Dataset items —
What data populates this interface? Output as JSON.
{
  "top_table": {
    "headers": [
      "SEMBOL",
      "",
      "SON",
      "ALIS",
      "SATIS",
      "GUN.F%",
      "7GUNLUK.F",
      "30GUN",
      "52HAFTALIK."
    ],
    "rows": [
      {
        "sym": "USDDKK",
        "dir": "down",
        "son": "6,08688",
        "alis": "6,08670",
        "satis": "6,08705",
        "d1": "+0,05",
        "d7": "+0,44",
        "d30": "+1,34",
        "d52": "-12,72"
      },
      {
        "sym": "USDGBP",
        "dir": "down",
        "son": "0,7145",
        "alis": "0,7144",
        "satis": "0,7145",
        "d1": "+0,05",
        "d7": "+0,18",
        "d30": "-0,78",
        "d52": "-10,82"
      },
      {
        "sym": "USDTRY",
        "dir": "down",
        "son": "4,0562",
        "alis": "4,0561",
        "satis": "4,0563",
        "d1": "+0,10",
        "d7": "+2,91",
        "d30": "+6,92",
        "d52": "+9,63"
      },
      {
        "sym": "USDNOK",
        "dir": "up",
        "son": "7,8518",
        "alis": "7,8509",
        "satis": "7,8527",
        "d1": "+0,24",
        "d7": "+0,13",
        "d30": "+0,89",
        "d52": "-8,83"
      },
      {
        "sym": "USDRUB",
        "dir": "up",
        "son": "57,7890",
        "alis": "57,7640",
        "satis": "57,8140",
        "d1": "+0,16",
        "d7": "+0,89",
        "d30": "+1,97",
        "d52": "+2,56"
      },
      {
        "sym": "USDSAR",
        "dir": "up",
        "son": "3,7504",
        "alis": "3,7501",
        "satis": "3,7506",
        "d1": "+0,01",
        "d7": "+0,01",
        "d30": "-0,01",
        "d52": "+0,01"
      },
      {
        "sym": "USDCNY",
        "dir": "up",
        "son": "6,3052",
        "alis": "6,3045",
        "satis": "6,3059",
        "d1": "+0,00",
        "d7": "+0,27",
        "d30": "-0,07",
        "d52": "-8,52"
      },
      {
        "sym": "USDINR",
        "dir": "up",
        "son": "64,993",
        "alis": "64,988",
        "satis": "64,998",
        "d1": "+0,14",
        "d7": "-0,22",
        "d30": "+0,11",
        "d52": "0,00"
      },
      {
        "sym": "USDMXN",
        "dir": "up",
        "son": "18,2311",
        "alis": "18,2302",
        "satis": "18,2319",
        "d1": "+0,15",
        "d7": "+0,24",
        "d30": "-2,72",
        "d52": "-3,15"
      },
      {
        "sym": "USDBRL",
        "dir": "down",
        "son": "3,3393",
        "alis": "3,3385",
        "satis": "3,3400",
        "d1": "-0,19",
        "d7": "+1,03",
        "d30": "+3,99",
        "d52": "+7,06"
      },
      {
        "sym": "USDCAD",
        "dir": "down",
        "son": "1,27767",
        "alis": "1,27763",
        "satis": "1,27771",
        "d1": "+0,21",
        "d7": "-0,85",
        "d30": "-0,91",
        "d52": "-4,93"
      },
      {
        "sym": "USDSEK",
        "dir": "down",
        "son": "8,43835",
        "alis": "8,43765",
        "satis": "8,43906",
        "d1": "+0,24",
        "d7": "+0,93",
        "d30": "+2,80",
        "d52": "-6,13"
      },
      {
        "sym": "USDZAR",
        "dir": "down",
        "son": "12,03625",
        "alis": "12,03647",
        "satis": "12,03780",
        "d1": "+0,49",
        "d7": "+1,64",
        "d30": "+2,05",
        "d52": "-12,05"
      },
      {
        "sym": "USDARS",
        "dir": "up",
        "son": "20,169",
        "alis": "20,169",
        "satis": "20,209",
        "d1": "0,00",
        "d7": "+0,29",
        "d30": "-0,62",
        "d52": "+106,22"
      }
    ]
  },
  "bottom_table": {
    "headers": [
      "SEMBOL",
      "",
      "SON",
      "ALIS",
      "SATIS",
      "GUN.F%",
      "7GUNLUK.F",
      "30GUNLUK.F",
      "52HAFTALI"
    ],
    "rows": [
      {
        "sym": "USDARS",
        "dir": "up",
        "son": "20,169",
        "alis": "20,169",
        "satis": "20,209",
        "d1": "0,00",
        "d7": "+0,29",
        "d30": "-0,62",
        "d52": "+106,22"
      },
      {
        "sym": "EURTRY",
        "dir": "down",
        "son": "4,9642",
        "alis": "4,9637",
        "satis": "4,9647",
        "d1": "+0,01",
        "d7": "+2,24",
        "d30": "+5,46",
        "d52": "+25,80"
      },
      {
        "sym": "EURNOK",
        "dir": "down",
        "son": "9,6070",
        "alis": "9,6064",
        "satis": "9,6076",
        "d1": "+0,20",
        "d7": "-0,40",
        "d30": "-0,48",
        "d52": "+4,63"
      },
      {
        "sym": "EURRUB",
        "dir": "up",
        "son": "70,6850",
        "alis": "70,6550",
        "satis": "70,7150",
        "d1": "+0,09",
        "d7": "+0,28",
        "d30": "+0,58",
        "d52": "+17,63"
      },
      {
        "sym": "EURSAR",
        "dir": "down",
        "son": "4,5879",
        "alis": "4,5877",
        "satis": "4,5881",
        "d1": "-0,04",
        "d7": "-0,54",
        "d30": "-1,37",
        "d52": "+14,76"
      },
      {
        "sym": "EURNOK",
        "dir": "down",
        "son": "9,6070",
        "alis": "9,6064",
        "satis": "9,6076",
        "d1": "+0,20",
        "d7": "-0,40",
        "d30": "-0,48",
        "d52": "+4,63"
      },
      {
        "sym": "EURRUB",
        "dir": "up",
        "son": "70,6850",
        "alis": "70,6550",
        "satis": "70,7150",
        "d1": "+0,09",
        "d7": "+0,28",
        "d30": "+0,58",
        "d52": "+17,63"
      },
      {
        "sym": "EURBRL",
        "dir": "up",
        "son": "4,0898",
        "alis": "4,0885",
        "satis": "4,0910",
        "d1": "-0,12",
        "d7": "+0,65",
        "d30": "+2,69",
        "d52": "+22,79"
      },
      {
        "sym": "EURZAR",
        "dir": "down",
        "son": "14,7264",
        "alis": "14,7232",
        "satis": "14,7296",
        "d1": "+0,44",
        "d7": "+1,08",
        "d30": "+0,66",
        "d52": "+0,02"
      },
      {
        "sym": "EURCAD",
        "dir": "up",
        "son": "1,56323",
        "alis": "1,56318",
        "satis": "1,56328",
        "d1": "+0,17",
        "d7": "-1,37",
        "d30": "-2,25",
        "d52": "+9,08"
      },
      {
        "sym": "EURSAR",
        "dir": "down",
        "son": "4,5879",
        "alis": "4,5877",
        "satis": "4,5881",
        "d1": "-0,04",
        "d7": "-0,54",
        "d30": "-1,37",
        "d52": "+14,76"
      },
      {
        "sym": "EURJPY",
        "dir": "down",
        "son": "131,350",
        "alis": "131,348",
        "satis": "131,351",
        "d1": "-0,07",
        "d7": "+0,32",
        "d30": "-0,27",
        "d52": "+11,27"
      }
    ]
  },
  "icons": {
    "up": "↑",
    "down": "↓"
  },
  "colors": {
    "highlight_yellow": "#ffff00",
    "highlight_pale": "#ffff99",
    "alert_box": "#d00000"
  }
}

What you should do — Transcribe each entry precisely, missing none.

Task solution —
What data populates this interface? Output as JSON.
{
  "top_table": {
    "headers": [
      "SEMBOL",
      "",
      "SON",
      "ALIS",
      "SATIS",
      "GUN.F%",
      "7GUNLUK.F",
      "30GUN",
      "52HAFTALIK."
    ],
    "rows": [
      {
        "sym": "USDDKK",
        "dir": "down",
        "son": "6,08688",
        "alis": "6,08670",
        "satis": "6,08705",
        "d1": "+0,05",
        "d7": "+0,44",
        "d30": "+1,34",
        "d52": "-12,72"
      },
      {
        "sym": "USDGBP",
        "dir": "down",
        "son": "0,7145",
        "alis": "0,7144",
        "satis": "0,7145",
        "d1": "+0,05",
        "d7": "+0,18",
        "d30": "-0,78",
        "d52": "-10,82"
      },
      {
        "sym": "USDTRY",
        "dir": "down",
        "son": "4,0562",
        "alis": "4,0561",
        "satis": "4,0563",
        "d1": "+0,10",
        "d7": "+2,91",
        "d30": "+6,92",
        "d52": "+9,63"
      },
      {
        "sym": "USDNOK",
        "dir": "up",
        "son": "7,8518",
        "alis": "7,8509",
        "satis": "7,8527",
        "d1": "+0,24",
        "d7": "+0,13",
        "d30": "+0,89",
        "d52": "-8,83"
      },
      {
        "sym": "USDRUB",
        "dir": "up",
        "son": "57,7890",
        "alis": "57,7640",
        "satis": "57,8140",
        "d1": "+0,16",
        "d7": "+0,89",
        "d30": "+1,97",
        "d52": "+2,56"
      },
      {
        "sym": "USDSAR",
        "dir": "up",
        "son": "3,7504",
        "alis": "3,7501",
        "satis": "3,7506",
        "d1": "+0,01",
        "d7": "+0,01",
        "d30": "-0,01",
        "d52": "+0,01"
      },
      {
        "sym": "USDCNY",
        "dir": "up",
        "son": "6,3052",
        "alis": "6,3045",
        "satis": "6,3059",
        "d1": "+0,00",
        "d7": "+0,27",
        "d30": "-0,07",
        "d52": "-8,52"
      },
      {
        "sym": "USDINR",
        "dir": "up",
        "son": "64,993",
        "alis": "64,988",
        "satis": "64,998",
        "d1": "+0,14",
        "d7": "-0,22",
        "d30": "+0,11",
        "d52": "0,00"
      },
      {
        "sym": "USDMXN",
        "dir": "up",
        "son": "18,2311",
        "alis": "18,2302",
        "satis": "18,2319",
        "d1": "+0,15",
        "d7": "+0,24",
        "d30": "-2,72",
        "d52": "-3,15"
      },
      {
        "sym": "USDBRL",
        "dir": "down",
        "son": "3,3393",
        "alis": "3,3385",
        "satis": "3,3400",
        "d1": "-0,19",
        "d7": "+1,03",
        "d30": "+3,99",
        "d52": "+7,06"
      },
      {
        "sym": "USDCAD",
        "dir": "down",
        "son": "1,27767",
        "alis": "1,27763",
        "satis": "1,27771",
        "d1": "+0,21",
        "d7": "-0,85",
        "d30": "-0,91",
        "d52": "-4,93"
      },
      {
        "sym": "USDSEK",
        "dir": "down",
        "son": "8,43835",
        "alis": "8,43765",
        "satis": "8,43906",
        "d1": "+0,24",
        "d7": "+0,93",
        "d30": "+2,80",
        "d52": "-6,13"
      },
      {
        "sym": "USDZAR",
        "dir": "down",
        "son": "12,03625",
        "alis": "12,03647",
        "satis": "12,03780",
        "d1": "+0,49",
        "d7": "+1,64",
        "d30": "+2,05",
        "d52": "-12,05"
      },
      {
        "sym": "USDARS",
        "dir": "up",
        "son": "20,169",
        "alis": "20,169",
        "satis": "20,209",
        "d1": "0,00",
        "d7": "+0,29",
        "d30": "-0,62",
        "d52": "+106,22"
      }
    ]
  },
  "bottom_table": {
    "headers": [
      "SEMBOL",
      "",
      "SON",
      "ALIS",
      "SATIS",
      "GUN.F%",
      "7GUNLUK.F",
      "30GUNLUK.F",
      "52HAFTALI"
    ],
    "rows": [
      {
        "sym": "USDARS",
        "dir": "up",
        "son": "20,169",
        "alis": "20,169",
        "satis": "20,209",
        "d1": "0,00",
        "d7": "+0,29",
        "d30": "-0,62",
        "d52": "+106,22"
      },
      {
        "sym": "EURTRY",
        "dir": "down",
        "son": "4,9642",
        "alis": "4,9637",
        "satis": "4,9647",
        "d1": "+0,01",
        "d7": "+2,24",
        "d30": "+5,46",
        "d52": "+25,80"
      },
      {
        "sym": "EURNOK",
        "dir": "down",
        "son": "9,6070",
        "alis": "9,6064",
        "satis": "9,6076",
        "d1": "+0,20",
        "d7": "-0,40",
        "d30": "-0,48",
        "d52": "+4,63"
      },
      {
        "sym": "EURRUB",
        "dir": "up",
        "son": "70,6850",
        "alis": "70,6550",
        "satis": "70,7150",
        "d1": "+0,09",
        "d7": "+0,28",
        "d30": "+0,58",
        "d52": "+17,63"
      },
      {
        "sym": "EURSAR",
        "dir": "down",
        "son": "4,5879",
        "alis": "4,5877",
        "satis": "4,5881",
        "d1": "-0,04",
        "d7": "-0,54",
        "d30": "-1,37",
        "d52": "+14,76"
      },
      {
        "sym": "EURNOK",
        "dir": "down",
        "son": "9,6070",
        "alis": "9,6064",
        "satis": "9,6076",
        "d1": "+0,20",
        "d7": "-0,40",
        "d30": "-0,48",
        "d52": "+4,63"
      },
      {
        "sym": "EURRUB",
        "dir": "up",
        "son": "70,6850",
        "alis": "70,6550",
        "satis": "70,7150",
        "d1": "+0,09",
        "d7": "+0,28",
        "d30": "+0,58",
        "d52": "+17,63"
      },
      {
        "sym": "EURBRL",
        "dir": "up",
        "son": "4,0898",
        "alis": "4,0885",
        "satis": "4,0910",
        "d1": "-0,12",
        "d7": "+0,65",
        "d30": "+2,69",
        "d52": "+22,79"
      },
      {
        "sym": "EURZAR",
        "dir": "down",
        "son": "14,7264",
        "alis": "14,7232",
        "satis": "14,7296",
        "d1": "+0,44",
        "d7": "+1,08",
        "d30": "+0,66",
        "d52": "+0,02"
      },
      {
        "sym": "EURCAD",
        "dir": "up",
        "son": "1,56323",
        "alis": "1,56318",
        "satis": "1,56328",
        "d1": "+0,17",
        "d7": "-1,37",
        "d30": "-2,25",
        "d52": "+9,08"
      },
      {
        "sym": "EURSAR",
        "dir": "down",
        "son": "4,5879",
        "alis": "4,5877",
        "satis": "4,5881",
        "d1": "-0,04",
        "d7": "-0,54",
        "d30": "-1,37",
        "d52": "+14,76"
      },
      {
        "sym": "EURJPY",
        "dir": "down",
        "son": "131,350",
        "alis": "131,348",
        "satis": "131,351",
        "d1": "-0,07",
        "d7": "+0,32",
        "d30": "-0,27",
        "d52": "+11,27"
      }
    ]
  },
  "icons": {
    "up": "↑",
    "down": "↓"
  },
  "colors": {
    "highlight_yellow": "#ffff00",
    "highlight_pale": "#ffff99",
    "alert_box": "#d00000"
  }
}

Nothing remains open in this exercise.